## TASK OBJECTIVE
Could you set out the lines below as a numbered list, dropping any blank ones?

## ENTRIES PROVIDED
★ ★ ★ ★ ★

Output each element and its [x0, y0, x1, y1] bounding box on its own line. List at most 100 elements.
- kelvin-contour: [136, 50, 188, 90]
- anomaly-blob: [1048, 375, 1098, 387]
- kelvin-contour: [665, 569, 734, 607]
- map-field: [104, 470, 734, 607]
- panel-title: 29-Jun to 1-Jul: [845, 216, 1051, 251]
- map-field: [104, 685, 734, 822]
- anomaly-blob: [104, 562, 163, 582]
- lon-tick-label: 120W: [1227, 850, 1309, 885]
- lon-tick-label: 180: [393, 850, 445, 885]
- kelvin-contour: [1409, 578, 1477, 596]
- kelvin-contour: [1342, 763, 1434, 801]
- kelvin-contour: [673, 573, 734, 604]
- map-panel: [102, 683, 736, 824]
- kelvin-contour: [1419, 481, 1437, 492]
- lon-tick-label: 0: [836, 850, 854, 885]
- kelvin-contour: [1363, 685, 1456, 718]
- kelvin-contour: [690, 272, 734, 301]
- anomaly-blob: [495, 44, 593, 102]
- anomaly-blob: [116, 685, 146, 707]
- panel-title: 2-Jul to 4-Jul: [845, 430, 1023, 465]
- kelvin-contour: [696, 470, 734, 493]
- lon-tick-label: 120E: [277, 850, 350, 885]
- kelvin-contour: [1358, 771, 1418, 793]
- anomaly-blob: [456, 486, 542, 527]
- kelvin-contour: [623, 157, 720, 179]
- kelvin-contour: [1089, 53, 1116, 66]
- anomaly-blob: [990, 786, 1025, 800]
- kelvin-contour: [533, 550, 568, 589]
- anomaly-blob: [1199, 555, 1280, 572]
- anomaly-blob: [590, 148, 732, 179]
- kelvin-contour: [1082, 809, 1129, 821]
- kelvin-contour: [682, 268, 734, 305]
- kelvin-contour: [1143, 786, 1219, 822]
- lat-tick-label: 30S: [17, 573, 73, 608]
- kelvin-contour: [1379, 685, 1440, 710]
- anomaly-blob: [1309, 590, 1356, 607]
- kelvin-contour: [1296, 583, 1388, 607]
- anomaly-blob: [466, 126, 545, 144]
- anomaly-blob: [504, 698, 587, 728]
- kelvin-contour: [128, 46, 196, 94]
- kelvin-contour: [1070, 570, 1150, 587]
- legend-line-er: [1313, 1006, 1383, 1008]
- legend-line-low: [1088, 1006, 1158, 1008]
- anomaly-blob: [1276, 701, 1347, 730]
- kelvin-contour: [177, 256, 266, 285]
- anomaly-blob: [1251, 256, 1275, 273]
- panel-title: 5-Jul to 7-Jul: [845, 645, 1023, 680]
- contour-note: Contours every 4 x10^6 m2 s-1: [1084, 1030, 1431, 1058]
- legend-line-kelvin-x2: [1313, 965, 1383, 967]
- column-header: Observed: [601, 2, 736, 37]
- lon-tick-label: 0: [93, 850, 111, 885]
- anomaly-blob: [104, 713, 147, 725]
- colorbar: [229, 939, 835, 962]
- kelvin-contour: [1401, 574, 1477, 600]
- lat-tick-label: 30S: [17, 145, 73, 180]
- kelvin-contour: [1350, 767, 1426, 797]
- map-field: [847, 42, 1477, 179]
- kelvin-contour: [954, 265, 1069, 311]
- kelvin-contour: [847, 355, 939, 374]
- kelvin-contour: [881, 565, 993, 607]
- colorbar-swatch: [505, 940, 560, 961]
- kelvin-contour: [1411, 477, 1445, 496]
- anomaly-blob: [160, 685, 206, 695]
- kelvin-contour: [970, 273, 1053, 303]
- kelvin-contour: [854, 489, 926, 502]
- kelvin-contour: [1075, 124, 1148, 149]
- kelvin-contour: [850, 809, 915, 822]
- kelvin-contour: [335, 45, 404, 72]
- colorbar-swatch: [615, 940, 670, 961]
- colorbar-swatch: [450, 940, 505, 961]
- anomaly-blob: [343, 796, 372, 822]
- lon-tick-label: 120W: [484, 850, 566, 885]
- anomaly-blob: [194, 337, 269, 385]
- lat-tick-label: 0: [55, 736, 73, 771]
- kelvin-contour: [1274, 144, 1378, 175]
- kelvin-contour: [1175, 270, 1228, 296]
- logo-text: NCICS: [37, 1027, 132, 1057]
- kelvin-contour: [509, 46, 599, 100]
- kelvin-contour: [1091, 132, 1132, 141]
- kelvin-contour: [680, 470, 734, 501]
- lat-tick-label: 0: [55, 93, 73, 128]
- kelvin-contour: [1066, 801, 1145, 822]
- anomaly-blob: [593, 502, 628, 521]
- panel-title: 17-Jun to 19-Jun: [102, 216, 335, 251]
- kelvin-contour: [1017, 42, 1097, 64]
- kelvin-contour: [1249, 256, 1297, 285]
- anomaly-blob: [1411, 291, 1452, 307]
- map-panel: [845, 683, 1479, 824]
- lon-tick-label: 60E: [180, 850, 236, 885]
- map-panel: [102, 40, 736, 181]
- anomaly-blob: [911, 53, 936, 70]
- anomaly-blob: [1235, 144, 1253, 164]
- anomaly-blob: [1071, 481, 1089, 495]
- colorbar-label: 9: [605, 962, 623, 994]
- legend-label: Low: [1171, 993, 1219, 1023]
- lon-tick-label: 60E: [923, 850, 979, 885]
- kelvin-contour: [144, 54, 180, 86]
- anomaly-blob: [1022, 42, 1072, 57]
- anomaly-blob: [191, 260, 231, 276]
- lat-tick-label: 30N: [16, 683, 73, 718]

★ ★ ★ ★ ★

## ANSWER FOR THE TASK
1. Output each element and its [x0, y0, x1, y1] bounding box on its own line. List at most 100 elements.
2. - kelvin-contour: [136, 50, 188, 90]
3. - anomaly-blob: [1048, 375, 1098, 387]
4. - kelvin-contour: [665, 569, 734, 607]
5. - map-field: [104, 470, 734, 607]
6. - panel-title: 29-Jun to 1-Jul: [845, 216, 1051, 251]
7. - map-field: [104, 685, 734, 822]
8. - anomaly-blob: [104, 562, 163, 582]
9. - lon-tick-label: 120W: [1227, 850, 1309, 885]
10. - lon-tick-label: 180: [393, 850, 445, 885]
11. - kelvin-contour: [1409, 578, 1477, 596]
12. - kelvin-contour: [1342, 763, 1434, 801]
13. - kelvin-contour: [673, 573, 734, 604]
14. - map-panel: [102, 683, 736, 824]
15. - kelvin-contour: [1419, 481, 1437, 492]
16. - lon-tick-label: 0: [836, 850, 854, 885]
17. - kelvin-contour: [1363, 685, 1456, 718]
18. - kelvin-contour: [690, 272, 734, 301]
19. - anomaly-blob: [495, 44, 593, 102]
20. - anomaly-blob: [116, 685, 146, 707]
21. - panel-title: 2-Jul to 4-Jul: [845, 430, 1023, 465]
22. - kelvin-contour: [696, 470, 734, 493]
23. - lon-tick-label: 120E: [277, 850, 350, 885]
24. - kelvin-contour: [1358, 771, 1418, 793]
25. - anomaly-blob: [456, 486, 542, 527]
26. - kelvin-contour: [623, 157, 720, 179]
27. - kelvin-contour: [1089, 53, 1116, 66]
28. - anomaly-blob: [990, 786, 1025, 800]
29. - kelvin-contour: [533, 550, 568, 589]
30. - anomaly-blob: [1199, 555, 1280, 572]
31. - anomaly-blob: [590, 148, 732, 179]
32. - kelvin-contour: [1082, 809, 1129, 821]
33. - kelvin-contour: [682, 268, 734, 305]
34. - kelvin-contour: [1143, 786, 1219, 822]
35. - lat-tick-label: 30S: [17, 573, 73, 608]
36. - kelvin-contour: [1379, 685, 1440, 710]
37. - anomaly-blob: [1309, 590, 1356, 607]
38. - kelvin-contour: [1296, 583, 1388, 607]
39. - anomaly-blob: [466, 126, 545, 144]
40. - anomaly-blob: [504, 698, 587, 728]
41. - kelvin-contour: [128, 46, 196, 94]
42. - kelvin-contour: [1070, 570, 1150, 587]
43. - legend-line-er: [1313, 1006, 1383, 1008]
44. - legend-line-low: [1088, 1006, 1158, 1008]
45. - anomaly-blob: [1276, 701, 1347, 730]
46. - kelvin-contour: [177, 256, 266, 285]
47. - anomaly-blob: [1251, 256, 1275, 273]
48. - panel-title: 5-Jul to 7-Jul: [845, 645, 1023, 680]
49. - contour-note: Contours every 4 x10^6 m2 s-1: [1084, 1030, 1431, 1058]
50. - legend-line-kelvin-x2: [1313, 965, 1383, 967]
51. - column-header: Observed: [601, 2, 736, 37]
52. - lon-tick-label: 0: [93, 850, 111, 885]
53. - anomaly-blob: [104, 713, 147, 725]
54. - colorbar: [229, 939, 835, 962]
55. - kelvin-contour: [1401, 574, 1477, 600]
56. - lat-tick-label: 30S: [17, 145, 73, 180]
57. - kelvin-contour: [1350, 767, 1426, 797]
58. - map-field: [847, 42, 1477, 179]
59. - kelvin-contour: [954, 265, 1069, 311]
60. - kelvin-contour: [847, 355, 939, 374]
61. - kelvin-contour: [881, 565, 993, 607]
62. - colorbar-swatch: [505, 940, 560, 961]
63. - kelvin-contour: [1411, 477, 1445, 496]
64. - anomaly-blob: [160, 685, 206, 695]
65. - kelvin-contour: [970, 273, 1053, 303]
66. - kelvin-contour: [854, 489, 926, 502]
67. - kelvin-contour: [1075, 124, 1148, 149]
68. - kelvin-contour: [850, 809, 915, 822]
69. - kelvin-contour: [335, 45, 404, 72]
70. - colorbar-swatch: [615, 940, 670, 961]
71. - colorbar-swatch: [450, 940, 505, 961]
72. - anomaly-blob: [343, 796, 372, 822]
73. - lon-tick-label: 120W: [484, 850, 566, 885]
74. - anomaly-blob: [194, 337, 269, 385]
75. - lat-tick-label: 0: [55, 736, 73, 771]
76. - kelvin-contour: [1274, 144, 1378, 175]
77. - kelvin-contour: [1175, 270, 1228, 296]
78. - logo-text: NCICS: [37, 1027, 132, 1057]
79. - kelvin-contour: [509, 46, 599, 100]
80. - kelvin-contour: [1091, 132, 1132, 141]
81. - kelvin-contour: [680, 470, 734, 501]
82. - lat-tick-label: 0: [55, 93, 73, 128]
83. - kelvin-contour: [1066, 801, 1145, 822]
84. - anomaly-blob: [593, 502, 628, 521]
85. - panel-title: 17-Jun to 19-Jun: [102, 216, 335, 251]
86. - kelvin-contour: [1017, 42, 1097, 64]
87. - kelvin-contour: [1249, 256, 1297, 285]
88. - anomaly-blob: [1411, 291, 1452, 307]
89. - map-panel: [845, 683, 1479, 824]
90. - lon-tick-label: 60E: [180, 850, 236, 885]
91. - map-panel: [102, 40, 736, 181]
92. - anomaly-blob: [911, 53, 936, 70]
93. - anomaly-blob: [1235, 144, 1253, 164]
94. - anomaly-blob: [1071, 481, 1089, 495]
95. - colorbar-label: 9: [605, 962, 623, 994]
96. - legend-label: Low: [1171, 993, 1219, 1023]
97. - lon-tick-label: 60E: [923, 850, 979, 885]
98. - kelvin-contour: [144, 54, 180, 86]
99. - anomaly-blob: [1022, 42, 1072, 57]
100. - anomaly-blob: [191, 260, 231, 276]
101. - lat-tick-label: 30N: [16, 683, 73, 718]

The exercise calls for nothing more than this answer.